Present every line in which the string "possam" appears.

________________

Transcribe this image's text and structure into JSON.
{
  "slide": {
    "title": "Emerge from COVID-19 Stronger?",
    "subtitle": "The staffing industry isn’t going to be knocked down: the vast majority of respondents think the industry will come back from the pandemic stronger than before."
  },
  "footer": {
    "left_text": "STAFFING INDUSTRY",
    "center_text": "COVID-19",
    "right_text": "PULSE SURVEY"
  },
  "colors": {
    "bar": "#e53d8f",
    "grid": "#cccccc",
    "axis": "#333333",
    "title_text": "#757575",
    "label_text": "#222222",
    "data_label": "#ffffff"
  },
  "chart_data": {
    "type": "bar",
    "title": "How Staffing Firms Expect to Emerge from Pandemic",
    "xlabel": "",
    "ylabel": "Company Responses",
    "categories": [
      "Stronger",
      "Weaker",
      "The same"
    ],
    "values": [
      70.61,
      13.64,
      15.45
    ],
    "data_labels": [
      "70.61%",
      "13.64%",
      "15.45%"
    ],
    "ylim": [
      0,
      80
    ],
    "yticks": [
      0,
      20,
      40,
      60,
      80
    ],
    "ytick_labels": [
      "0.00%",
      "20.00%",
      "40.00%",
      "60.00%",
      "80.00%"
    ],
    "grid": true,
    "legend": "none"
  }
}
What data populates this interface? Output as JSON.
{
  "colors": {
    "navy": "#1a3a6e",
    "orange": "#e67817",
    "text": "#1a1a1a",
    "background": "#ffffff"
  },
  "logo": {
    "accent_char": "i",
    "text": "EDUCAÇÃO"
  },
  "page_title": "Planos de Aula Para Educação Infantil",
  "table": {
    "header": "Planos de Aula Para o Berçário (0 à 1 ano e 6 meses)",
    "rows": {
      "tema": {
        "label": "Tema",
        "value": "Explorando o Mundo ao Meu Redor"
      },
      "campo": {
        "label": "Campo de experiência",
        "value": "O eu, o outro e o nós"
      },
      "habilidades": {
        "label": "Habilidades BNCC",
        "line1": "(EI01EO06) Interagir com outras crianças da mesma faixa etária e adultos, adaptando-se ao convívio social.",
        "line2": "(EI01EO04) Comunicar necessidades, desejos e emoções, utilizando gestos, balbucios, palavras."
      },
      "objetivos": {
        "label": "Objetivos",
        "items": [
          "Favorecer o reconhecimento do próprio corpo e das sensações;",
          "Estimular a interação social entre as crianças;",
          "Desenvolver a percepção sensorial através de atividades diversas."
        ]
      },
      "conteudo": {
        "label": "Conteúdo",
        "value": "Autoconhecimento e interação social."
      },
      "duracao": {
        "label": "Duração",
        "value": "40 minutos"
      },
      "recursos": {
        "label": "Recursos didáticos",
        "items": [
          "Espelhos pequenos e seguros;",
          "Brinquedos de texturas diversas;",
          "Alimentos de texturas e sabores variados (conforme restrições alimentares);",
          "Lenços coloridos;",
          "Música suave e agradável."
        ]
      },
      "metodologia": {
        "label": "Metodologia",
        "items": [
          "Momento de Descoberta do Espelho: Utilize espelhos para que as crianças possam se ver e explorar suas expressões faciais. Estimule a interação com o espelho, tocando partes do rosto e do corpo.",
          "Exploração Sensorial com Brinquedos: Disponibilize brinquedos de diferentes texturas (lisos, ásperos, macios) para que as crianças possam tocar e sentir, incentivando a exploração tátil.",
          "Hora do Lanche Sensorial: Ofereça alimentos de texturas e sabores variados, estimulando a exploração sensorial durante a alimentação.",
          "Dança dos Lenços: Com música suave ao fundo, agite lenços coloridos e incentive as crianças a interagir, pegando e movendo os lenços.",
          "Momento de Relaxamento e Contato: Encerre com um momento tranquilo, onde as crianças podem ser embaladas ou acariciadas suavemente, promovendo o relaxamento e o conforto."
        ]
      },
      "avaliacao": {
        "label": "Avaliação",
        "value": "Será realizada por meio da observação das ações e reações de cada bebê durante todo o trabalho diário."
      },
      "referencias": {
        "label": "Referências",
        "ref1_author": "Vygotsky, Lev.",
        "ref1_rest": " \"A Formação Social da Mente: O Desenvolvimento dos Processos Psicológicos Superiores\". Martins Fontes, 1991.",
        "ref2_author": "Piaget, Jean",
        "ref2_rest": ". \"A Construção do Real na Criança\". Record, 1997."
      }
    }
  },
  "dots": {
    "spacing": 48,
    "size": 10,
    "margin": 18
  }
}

________________

**Finished exercise**
          "Momento de Descoberta do Espelho: Utilize espelhos para que as crianças possam se ver e explorar suas expressões faciais. Estimule a interação com o espelho, tocando partes do rosto e do corpo.",
          "Exploração Sensorial com Brinquedos: Disponibilize brinquedos de diferentes texturas (lisos, ásperos, macios) para que as crianças possam tocar e sentir, incentivando a exploração tátil.",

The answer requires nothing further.